_What is expected_:
Reproduce every entry exactly, without alteration.

_Excerpted data_:
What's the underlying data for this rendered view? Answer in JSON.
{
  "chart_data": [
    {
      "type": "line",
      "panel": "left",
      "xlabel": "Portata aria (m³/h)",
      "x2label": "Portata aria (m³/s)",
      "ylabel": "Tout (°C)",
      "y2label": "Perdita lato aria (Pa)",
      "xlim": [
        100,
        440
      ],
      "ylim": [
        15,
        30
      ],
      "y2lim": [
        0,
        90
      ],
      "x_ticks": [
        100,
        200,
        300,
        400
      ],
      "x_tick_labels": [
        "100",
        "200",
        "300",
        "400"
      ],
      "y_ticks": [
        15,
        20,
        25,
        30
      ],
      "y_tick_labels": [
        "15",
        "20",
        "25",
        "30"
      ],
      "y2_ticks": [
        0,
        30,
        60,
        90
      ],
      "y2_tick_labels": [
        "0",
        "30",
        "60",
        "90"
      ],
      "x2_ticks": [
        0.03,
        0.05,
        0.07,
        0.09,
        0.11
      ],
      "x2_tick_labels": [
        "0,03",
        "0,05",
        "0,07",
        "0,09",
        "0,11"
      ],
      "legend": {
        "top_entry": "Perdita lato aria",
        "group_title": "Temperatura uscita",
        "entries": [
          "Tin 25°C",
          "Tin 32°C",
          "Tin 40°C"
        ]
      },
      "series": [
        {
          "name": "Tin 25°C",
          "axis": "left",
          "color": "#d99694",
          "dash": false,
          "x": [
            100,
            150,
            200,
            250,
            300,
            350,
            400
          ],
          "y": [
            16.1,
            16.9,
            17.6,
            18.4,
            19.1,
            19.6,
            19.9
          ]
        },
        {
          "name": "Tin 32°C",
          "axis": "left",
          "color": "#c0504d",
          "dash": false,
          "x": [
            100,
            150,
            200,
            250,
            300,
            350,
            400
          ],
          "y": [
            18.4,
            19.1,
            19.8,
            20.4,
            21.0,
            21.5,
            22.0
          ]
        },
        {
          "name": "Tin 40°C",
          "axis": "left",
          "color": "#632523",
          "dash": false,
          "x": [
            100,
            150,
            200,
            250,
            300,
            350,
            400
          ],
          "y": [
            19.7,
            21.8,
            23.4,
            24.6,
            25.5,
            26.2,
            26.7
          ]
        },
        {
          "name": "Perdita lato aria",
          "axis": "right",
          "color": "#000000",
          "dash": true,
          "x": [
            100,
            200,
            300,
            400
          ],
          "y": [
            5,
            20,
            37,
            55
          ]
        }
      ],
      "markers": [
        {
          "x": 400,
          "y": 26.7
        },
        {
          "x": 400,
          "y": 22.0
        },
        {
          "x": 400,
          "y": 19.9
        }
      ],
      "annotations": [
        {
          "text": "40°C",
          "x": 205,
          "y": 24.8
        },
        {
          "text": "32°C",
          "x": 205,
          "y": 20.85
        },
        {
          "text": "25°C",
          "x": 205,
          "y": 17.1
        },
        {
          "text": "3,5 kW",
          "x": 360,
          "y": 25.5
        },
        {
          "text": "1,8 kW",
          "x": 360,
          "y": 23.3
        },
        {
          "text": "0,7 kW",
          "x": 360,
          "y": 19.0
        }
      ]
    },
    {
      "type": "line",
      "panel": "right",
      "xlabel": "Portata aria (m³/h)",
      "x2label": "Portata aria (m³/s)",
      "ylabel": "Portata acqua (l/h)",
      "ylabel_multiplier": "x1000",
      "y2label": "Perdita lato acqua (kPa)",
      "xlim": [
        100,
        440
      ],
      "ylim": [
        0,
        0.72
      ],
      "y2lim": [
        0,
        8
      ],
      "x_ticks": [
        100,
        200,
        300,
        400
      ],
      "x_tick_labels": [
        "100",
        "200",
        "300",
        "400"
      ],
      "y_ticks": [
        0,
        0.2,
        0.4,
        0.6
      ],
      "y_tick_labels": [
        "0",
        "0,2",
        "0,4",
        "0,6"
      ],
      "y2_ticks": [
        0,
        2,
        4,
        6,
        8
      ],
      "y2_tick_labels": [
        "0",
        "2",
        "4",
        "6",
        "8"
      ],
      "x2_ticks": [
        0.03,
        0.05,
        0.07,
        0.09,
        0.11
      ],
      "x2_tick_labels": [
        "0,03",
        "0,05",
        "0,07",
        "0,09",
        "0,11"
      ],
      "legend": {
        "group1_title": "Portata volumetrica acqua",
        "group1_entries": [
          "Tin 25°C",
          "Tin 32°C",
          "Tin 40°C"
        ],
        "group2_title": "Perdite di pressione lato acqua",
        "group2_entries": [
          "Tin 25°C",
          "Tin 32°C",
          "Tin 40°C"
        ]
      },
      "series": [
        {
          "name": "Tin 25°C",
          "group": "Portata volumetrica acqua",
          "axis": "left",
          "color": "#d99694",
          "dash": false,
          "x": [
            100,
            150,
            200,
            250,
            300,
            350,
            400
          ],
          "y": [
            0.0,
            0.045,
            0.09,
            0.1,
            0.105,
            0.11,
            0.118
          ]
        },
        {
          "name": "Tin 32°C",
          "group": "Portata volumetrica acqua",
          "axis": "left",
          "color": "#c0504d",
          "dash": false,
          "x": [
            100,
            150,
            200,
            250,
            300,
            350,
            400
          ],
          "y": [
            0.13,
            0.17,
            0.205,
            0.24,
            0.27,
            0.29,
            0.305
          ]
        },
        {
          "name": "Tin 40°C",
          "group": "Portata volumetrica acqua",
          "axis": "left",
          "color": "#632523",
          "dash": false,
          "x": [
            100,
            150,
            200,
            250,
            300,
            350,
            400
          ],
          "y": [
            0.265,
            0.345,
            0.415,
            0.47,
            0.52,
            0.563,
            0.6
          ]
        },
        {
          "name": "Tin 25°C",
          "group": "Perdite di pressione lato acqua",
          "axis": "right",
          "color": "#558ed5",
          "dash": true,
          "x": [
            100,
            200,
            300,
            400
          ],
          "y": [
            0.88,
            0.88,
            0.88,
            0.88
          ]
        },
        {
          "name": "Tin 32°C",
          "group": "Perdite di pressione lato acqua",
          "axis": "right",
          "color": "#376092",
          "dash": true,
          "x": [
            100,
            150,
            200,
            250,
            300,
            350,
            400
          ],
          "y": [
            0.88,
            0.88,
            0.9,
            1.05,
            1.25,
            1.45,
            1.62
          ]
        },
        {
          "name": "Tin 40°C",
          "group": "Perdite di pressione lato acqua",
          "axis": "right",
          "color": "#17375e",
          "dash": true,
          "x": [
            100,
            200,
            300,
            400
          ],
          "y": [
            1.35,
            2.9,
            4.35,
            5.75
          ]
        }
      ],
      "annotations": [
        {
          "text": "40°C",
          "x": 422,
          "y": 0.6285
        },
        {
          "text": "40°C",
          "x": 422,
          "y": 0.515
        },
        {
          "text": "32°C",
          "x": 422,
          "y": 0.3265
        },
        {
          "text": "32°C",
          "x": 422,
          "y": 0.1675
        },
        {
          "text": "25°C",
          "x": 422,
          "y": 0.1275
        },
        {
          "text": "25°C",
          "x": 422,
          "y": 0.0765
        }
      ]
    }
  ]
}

_Response to this exercise_:
What's the underlying data for this rendered view? Answer in JSON.
{
  "chart_data": [
    {
      "type": "line",
      "panel": "left",
      "xlabel": "Portata aria (m³/h)",
      "x2label": "Portata aria (m³/s)",
      "ylabel": "Tout (°C)",
      "y2label": "Perdita lato aria (Pa)",
      "xlim": [
        100,
        440
      ],
      "ylim": [
        15,
        30
      ],
      "y2lim": [
        0,
        90
      ],
      "x_ticks": [
        100,
        200,
        300,
        400
      ],
      "x_tick_labels": [
        "100",
        "200",
        "300",
        "400"
      ],
      "y_ticks": [
        15,
        20,
        25,
        30
      ],
      "y_tick_labels": [
        "15",
        "20",
        "25",
        "30"
      ],
      "y2_ticks": [
        0,
        30,
        60,
        90
      ],
      "y2_tick_labels": [
        "0",
        "30",
        "60",
        "90"
      ],
      "x2_ticks": [
        0.03,
        0.05,
        0.07,
        0.09,
        0.11
      ],
      "x2_tick_labels": [
        "0,03",
        "0,05",
        "0,07",
        "0,09",
        "0,11"
      ],
      "legend": {
        "top_entry": "Perdita lato aria",
        "group_title": "Temperatura uscita",
        "entries": [
          "Tin 25°C",
          "Tin 32°C",
          "Tin 40°C"
        ]
      },
      "series": [
        {
          "name": "Tin 25°C",
          "axis": "left",
          "color": "#d99694",
          "dash": false,
          "x": [
            100,
            150,
            200,
            250,
            300,
            350,
            400
          ],
          "y": [
            16.1,
            16.9,
            17.6,
            18.4,
            19.1,
            19.6,
            19.9
          ]
        },
        {
          "name": "Tin 32°C",
          "axis": "left",
          "color": "#c0504d",
          "dash": false,
          "x": [
            100,
            150,
            200,
            250,
            300,
            350,
            400
          ],
          "y": [
            18.4,
            19.1,
            19.8,
            20.4,
            21.0,
            21.5,
            22.0
          ]
        },
        {
          "name": "Tin 40°C",
          "axis": "left",
          "color": "#632523",
          "dash": false,
          "x": [
            100,
            150,
            200,
            250,
            300,
            350,
            400
          ],
          "y": [
            19.7,
            21.8,
            23.4,
            24.6,
            25.5,
            26.2,
            26.7
          ]
        },
        {
          "name": "Perdita lato aria",
          "axis": "right",
          "color": "#000000",
          "dash": true,
          "x": [
            100,
            200,
            300,
            400
          ],
          "y": [
            5,
            20,
            37,
            55
          ]
        }
      ],
      "markers": [
        {
          "x": 400,
          "y": 26.7
        },
        {
          "x": 400,
          "y": 22.0
        },
        {
          "x": 400,
          "y": 19.9
        }
      ],
      "annotations": [
        {
          "text": "40°C",
          "x": 205,
          "y": 24.8
        },
        {
          "text": "32°C",
          "x": 205,
          "y": 20.85
        },
        {
          "text": "25°C",
          "x": 205,
          "y": 17.1
        },
        {
          "text": "3,5 kW",
          "x": 360,
          "y": 25.5
        },
        {
          "text": "1,8 kW",
          "x": 360,
          "y": 23.3
        },
        {
          "text": "0,7 kW",
          "x": 360,
          "y": 19.0
        }
      ]
    },
    {
      "type": "line",
      "panel": "right",
      "xlabel": "Portata aria (m³/h)",
      "x2label": "Portata aria (m³/s)",
      "ylabel": "Portata acqua (l/h)",
      "ylabel_multiplier": "x1000",
      "y2label": "Perdita lato acqua (kPa)",
      "xlim": [
        100,
        440
      ],
      "ylim": [
        0,
        0.72
      ],
      "y2lim": [
        0,
        8
      ],
      "x_ticks": [
        100,
        200,
        300,
        400
      ],
      "x_tick_labels": [
        "100",
        "200",
        "300",
        "400"
      ],
      "y_ticks": [
        0,
        0.2,
        0.4,
        0.6
      ],
      "y_tick_labels": [
        "0",
        "0,2",
        "0,4",
        "0,6"
      ],
      "y2_ticks": [
        0,
        2,
        4,
        6,
        8
      ],
      "y2_tick_labels": [
        "0",
        "2",
        "4",
        "6",
        "8"
      ],
      "x2_ticks": [
        0.03,
        0.05,
        0.07,
        0.09,
        0.11
      ],
      "x2_tick_labels": [
        "0,03",
        "0,05",
        "0,07",
        "0,09",
        "0,11"
      ],
      "legend": {
        "group1_title": "Portata volumetrica acqua",
        "group1_entries": [
          "Tin 25°C",
          "Tin 32°C",
          "Tin 40°C"
        ],
        "group2_title": "Perdite di pressione lato acqua",
        "group2_entries": [
          "Tin 25°C",
          "Tin 32°C",
          "Tin 40°C"
        ]
      },
      "series": [
        {
          "name": "Tin 25°C",
          "group": "Portata volumetrica acqua",
          "axis": "left",
          "color": "#d99694",
          "dash": false,
          "x": [
            100,
            150,
            200,
            250,
            300,
            350,
            400
          ],
          "y": [
            0.0,
            0.045,
            0.09,
            0.1,
            0.105,
            0.11,
            0.118
          ]
        },
        {
          "name": "Tin 32°C",
          "group": "Portata volumetrica acqua",
          "axis": "left",
          "color": "#c0504d",
          "dash": false,
          "x": [
            100,
            150,
            200,
            250,
            300,
            350,
            400
          ],
          "y": [
            0.13,
            0.17,
            0.205,
            0.24,
            0.27,
            0.29,
            0.305
          ]
        },
        {
          "name": "Tin 40°C",
          "group": "Portata volumetrica acqua",
          "axis": "left",
          "color": "#632523",
          "dash": false,
          "x": [
            100,
            150,
            200,
            250,
            300,
            350,
            400
          ],
          "y": [
            0.265,
            0.345,
            0.415,
            0.47,
            0.52,
            0.563,
            0.6
          ]
        },
        {
          "name": "Tin 25°C",
          "group": "Perdite di pressione lato acqua",
          "axis": "right",
          "color": "#558ed5",
          "dash": true,
          "x": [
            100,
            200,
            300,
            400
          ],
          "y": [
            0.88,
            0.88,
            0.88,
            0.88
          ]
        },
        {
          "name": "Tin 32°C",
          "group": "Perdite di pressione lato acqua",
          "axis": "right",
          "color": "#376092",
          "dash": true,
          "x": [
            100,
            150,
            200,
            250,
            300,
            350,
            400
          ],
          "y": [
            0.88,
            0.88,
            0.9,
            1.05,
            1.25,
            1.45,
            1.62
          ]
        },
        {
          "name": "Tin 40°C",
          "group": "Perdite di pressione lato acqua",
          "axis": "right",
          "color": "#17375e",
          "dash": true,
          "x": [
            100,
            200,
            300,
            400
          ],
          "y": [
            1.35,
            2.9,
            4.35,
            5.75
          ]
        }
      ],
      "annotations": [
        {
          "text": "40°C",
          "x": 422,
          "y": 0.6285
        },
        {
          "text": "40°C",
          "x": 422,
          "y": 0.515
        },
        {
          "text": "32°C",
          "x": 422,
          "y": 0.3265
        },
        {
          "text": "32°C",
          "x": 422,
          "y": 0.1675
        },
        {
          "text": "25°C",
          "x": 422,
          "y": 0.1275
        },
        {
          "text": "25°C",
          "x": 422,
          "y": 0.0765
        }
      ]
    }
  ]
}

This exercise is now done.